(Data entries)
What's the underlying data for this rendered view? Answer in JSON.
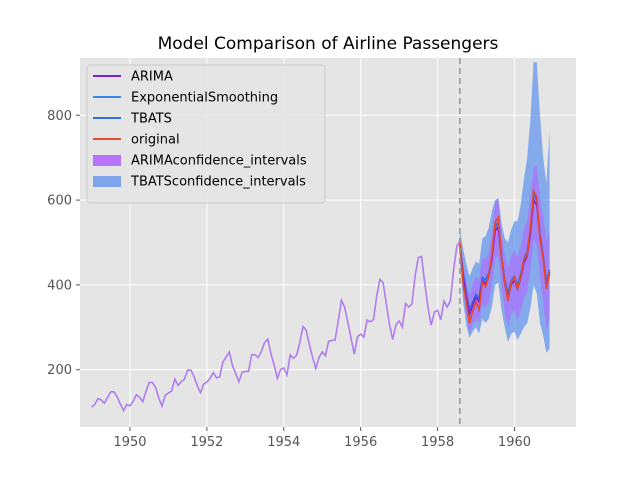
{
  "chart_data": {
    "type": "line",
    "title": "Model Comparison of Airline Passengers",
    "xlabel": "",
    "ylabel": "",
    "xlim": [
      1948.7,
      1961.6
    ],
    "ylim": [
      65,
      935
    ],
    "x_ticks": [
      1950,
      1952,
      1954,
      1956,
      1958,
      1960
    ],
    "y_ticks": [
      200,
      400,
      600,
      800
    ],
    "grid": true,
    "legend_position": "top-left",
    "split_x": 1958.58,
    "colors": {
      "ARIMA": "#7e1ee0",
      "ExponentialSmoothing": "#3a86e8",
      "TBATS": "#2f6fe0",
      "original": "#e84a2a",
      "history": "#b07cf0",
      "ARIMA_ci": "#b266ff",
      "TBATS_ci": "#6495ed",
      "split_line": "#999999"
    },
    "legend": [
      {
        "label": "ARIMA",
        "kind": "line",
        "key": "ARIMA"
      },
      {
        "label": "ExponentialSmoothing",
        "kind": "line",
        "key": "ExponentialSmoothing"
      },
      {
        "label": "TBATS",
        "kind": "line",
        "key": "TBATS"
      },
      {
        "label": "original",
        "kind": "line",
        "key": "original"
      },
      {
        "label": "ARIMAconfidence_intervals",
        "kind": "patch",
        "key": "ARIMA_ci"
      },
      {
        "label": "TBATSconfidence_intervals",
        "kind": "patch",
        "key": "TBATS_ci"
      }
    ],
    "history": {
      "start": 1949.0,
      "values": [
        112,
        118,
        132,
        129,
        121,
        135,
        148,
        148,
        136,
        119,
        104,
        118,
        115,
        126,
        141,
        135,
        125,
        149,
        170,
        170,
        158,
        133,
        114,
        140,
        145,
        150,
        178,
        163,
        172,
        178,
        199,
        199,
        184,
        162,
        146,
        166,
        171,
        180,
        193,
        181,
        183,
        218,
        230,
        242,
        209,
        191,
        172,
        194,
        196,
        196,
        236,
        235,
        229,
        243,
        264,
        272,
        237,
        211,
        180,
        201,
        204,
        188,
        235,
        227,
        234,
        264,
        302,
        293,
        259,
        229,
        203,
        229,
        242,
        233,
        267,
        269,
        270,
        315,
        364,
        347,
        312,
        274,
        237,
        278,
        284,
        277,
        317,
        313,
        318,
        374,
        413,
        405,
        355,
        306,
        271,
        306,
        315,
        301,
        356,
        348,
        355,
        422,
        465,
        467,
        404,
        347,
        305,
        336,
        340,
        318,
        362,
        348,
        363,
        435,
        491,
        505
      ]
    },
    "forecast": {
      "start": 1958.58,
      "original": [
        505,
        404,
        359,
        310,
        337,
        360,
        342,
        406,
        396,
        420,
        472,
        548,
        559,
        463,
        407,
        362,
        405,
        417,
        391,
        419,
        461,
        472,
        535,
        622,
        606,
        508,
        461,
        390,
        432
      ],
      "ARIMA": [
        498,
        421,
        370,
        330,
        352,
        371,
        360,
        410,
        402,
        418,
        462,
        527,
        537,
        460,
        404,
        370,
        400,
        411,
        390,
        416,
        452,
        468,
        520,
        600,
        588,
        512,
        460,
        398,
        425
      ],
      "ExponentialSmoothing": [
        490,
        426,
        378,
        338,
        356,
        375,
        365,
        414,
        408,
        424,
        468,
        535,
        546,
        466,
        410,
        376,
        406,
        418,
        396,
        422,
        458,
        476,
        528,
        610,
        598,
        518,
        466,
        404,
        430
      ],
      "TBATS": [
        494,
        430,
        381,
        342,
        360,
        378,
        368,
        418,
        412,
        428,
        470,
        538,
        548,
        470,
        414,
        380,
        410,
        421,
        400,
        426,
        462,
        480,
        532,
        614,
        602,
        520,
        470,
        408,
        436
      ],
      "ARIMA_ci_lower": [
        470,
        385,
        330,
        285,
        305,
        322,
        308,
        355,
        345,
        360,
        400,
        460,
        470,
        395,
        338,
        300,
        332,
        340,
        315,
        338,
        370,
        385,
        432,
        505,
        495,
        415,
        360,
        290,
        320
      ],
      "ARIMA_ci_upper": [
        520,
        455,
        410,
        375,
        400,
        420,
        412,
        465,
        460,
        476,
        524,
        594,
        604,
        525,
        470,
        440,
        468,
        482,
        465,
        494,
        534,
        551,
        608,
        675,
        681,
        609,
        560,
        506,
        530
      ],
      "TBATS_ci_lower": [
        455,
        360,
        305,
        275,
        290,
        300,
        285,
        320,
        310,
        320,
        350,
        400,
        405,
        340,
        300,
        265,
        285,
        290,
        270,
        285,
        300,
        310,
        345,
        400,
        380,
        310,
        280,
        240,
        250
      ],
      "TBATS_ci_upper": [
        530,
        485,
        450,
        420,
        440,
        455,
        450,
        510,
        515,
        535,
        575,
        600,
        605,
        545,
        510,
        500,
        530,
        550,
        550,
        590,
        650,
        700,
        790,
        925,
        925,
        800,
        700,
        640,
        765
      ]
    }
  }
}
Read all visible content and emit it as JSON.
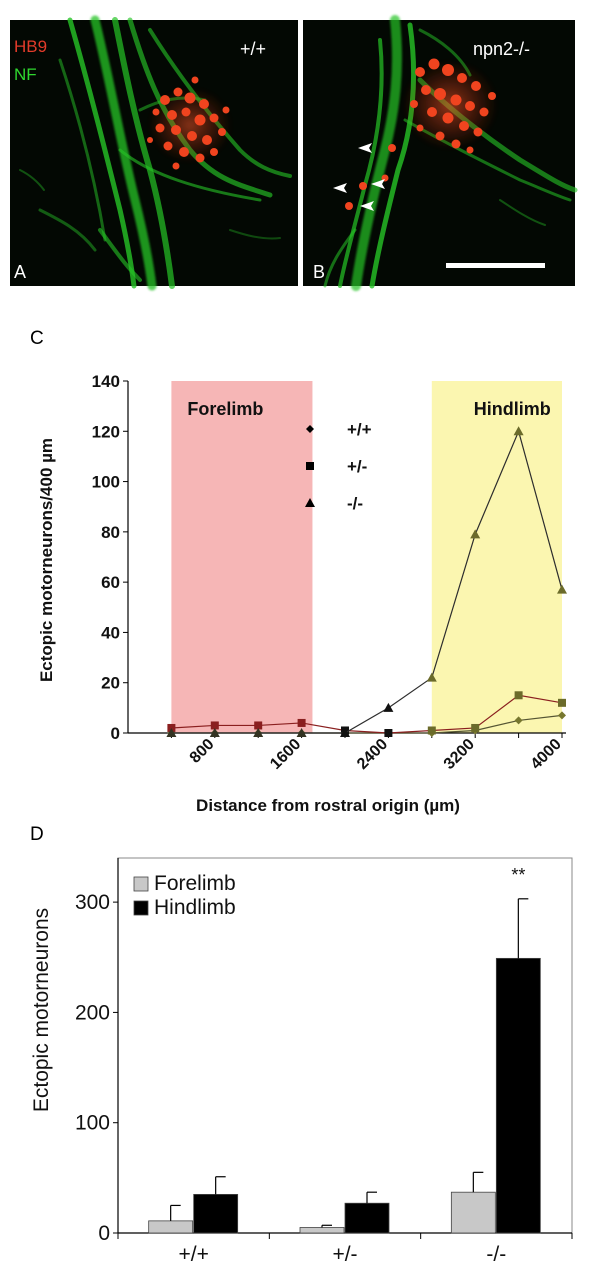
{
  "panels": {
    "A": {
      "letter": "A",
      "genotype": "+/+",
      "stain_labels": [
        {
          "text": "HB9",
          "color": "#e23b2a"
        },
        {
          "text": "NF",
          "color": "#2fd82f"
        }
      ]
    },
    "B": {
      "letter": "B",
      "genotype": "npn2-/-"
    },
    "C": {
      "letter": "C"
    },
    "D": {
      "letter": "D"
    }
  },
  "colors": {
    "forelimb_band": "#f6b6b6",
    "hindlimb_band": "#fbf6b0",
    "line_minus_minus": "#2d2d2d",
    "line_plus_minus": "#6b6b3a",
    "line_plus_plus": "#555533",
    "bar_forelimb": "#c8c8c8",
    "bar_hindlimb": "#000000",
    "micro_background": "#030803",
    "fiber_green": "#27c427",
    "cell_red": "#f0441f"
  },
  "chart_data": [
    {
      "panel": "C",
      "type": "line",
      "ylabel": "Ectopic motorneurons/400 µm",
      "xlabel": "Distance from rostral origin (µm)",
      "xlim": [
        0,
        4000
      ],
      "ylim": [
        0,
        140
      ],
      "x_ticks": [
        "800",
        "1600",
        "2400",
        "3200",
        "4000"
      ],
      "x_tick_values": [
        800,
        1600,
        2400,
        3200,
        4000
      ],
      "y_ticks": [
        "0",
        "20",
        "40",
        "60",
        "80",
        "100",
        "120",
        "140"
      ],
      "y_tick_values": [
        0,
        20,
        40,
        60,
        80,
        100,
        120,
        140
      ],
      "regions": [
        {
          "label": "Forelimb",
          "x_start": 400,
          "x_end": 1700
        },
        {
          "label": "Hindlimb",
          "x_start": 2800,
          "x_end": 4000
        }
      ],
      "legend_position": "top-center",
      "series": [
        {
          "name": "+/+",
          "marker": "diamond",
          "x": [
            400,
            800,
            1200,
            1600,
            2000,
            2400,
            2800,
            3200,
            3600,
            4000
          ],
          "y": [
            0,
            0,
            0,
            0,
            0,
            0,
            0,
            1,
            5,
            7
          ]
        },
        {
          "name": "+/-",
          "marker": "square",
          "x": [
            400,
            800,
            1200,
            1600,
            2000,
            2400,
            2800,
            3200,
            3600,
            4000
          ],
          "y": [
            2,
            3,
            3,
            4,
            1,
            0,
            1,
            2,
            15,
            12
          ]
        },
        {
          "name": "-/-",
          "marker": "triangle",
          "x": [
            400,
            800,
            1200,
            1600,
            2000,
            2400,
            2800,
            3200,
            3600,
            4000
          ],
          "y": [
            0,
            0,
            0,
            0,
            0,
            10,
            22,
            79,
            120,
            57
          ]
        }
      ]
    },
    {
      "panel": "D",
      "type": "bar",
      "ylabel": "Ectopic motorneurons",
      "xlabel": "",
      "ylim": [
        0,
        340
      ],
      "y_ticks": [
        "0",
        "100",
        "200",
        "300"
      ],
      "y_tick_values": [
        0,
        100,
        200,
        300
      ],
      "categories": [
        "+/+",
        "+/-",
        "-/-"
      ],
      "legend_position": "top-left",
      "series": [
        {
          "name": "Forelimb",
          "values": [
            11,
            5,
            37
          ],
          "errors": [
            14,
            2,
            18
          ]
        },
        {
          "name": "Hindlimb",
          "values": [
            35,
            27,
            249
          ],
          "errors": [
            16,
            10,
            54
          ]
        }
      ],
      "annotations": [
        {
          "text": "**",
          "category": "-/-",
          "series": "Hindlimb"
        }
      ]
    }
  ]
}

Set problem: In the entries above, find every line holding the word "motorneurons" and copy it out.

Task response:
      "ylabel": "Ectopic motorneurons/400 µm",
      "ylabel": "Ectopic motorneurons",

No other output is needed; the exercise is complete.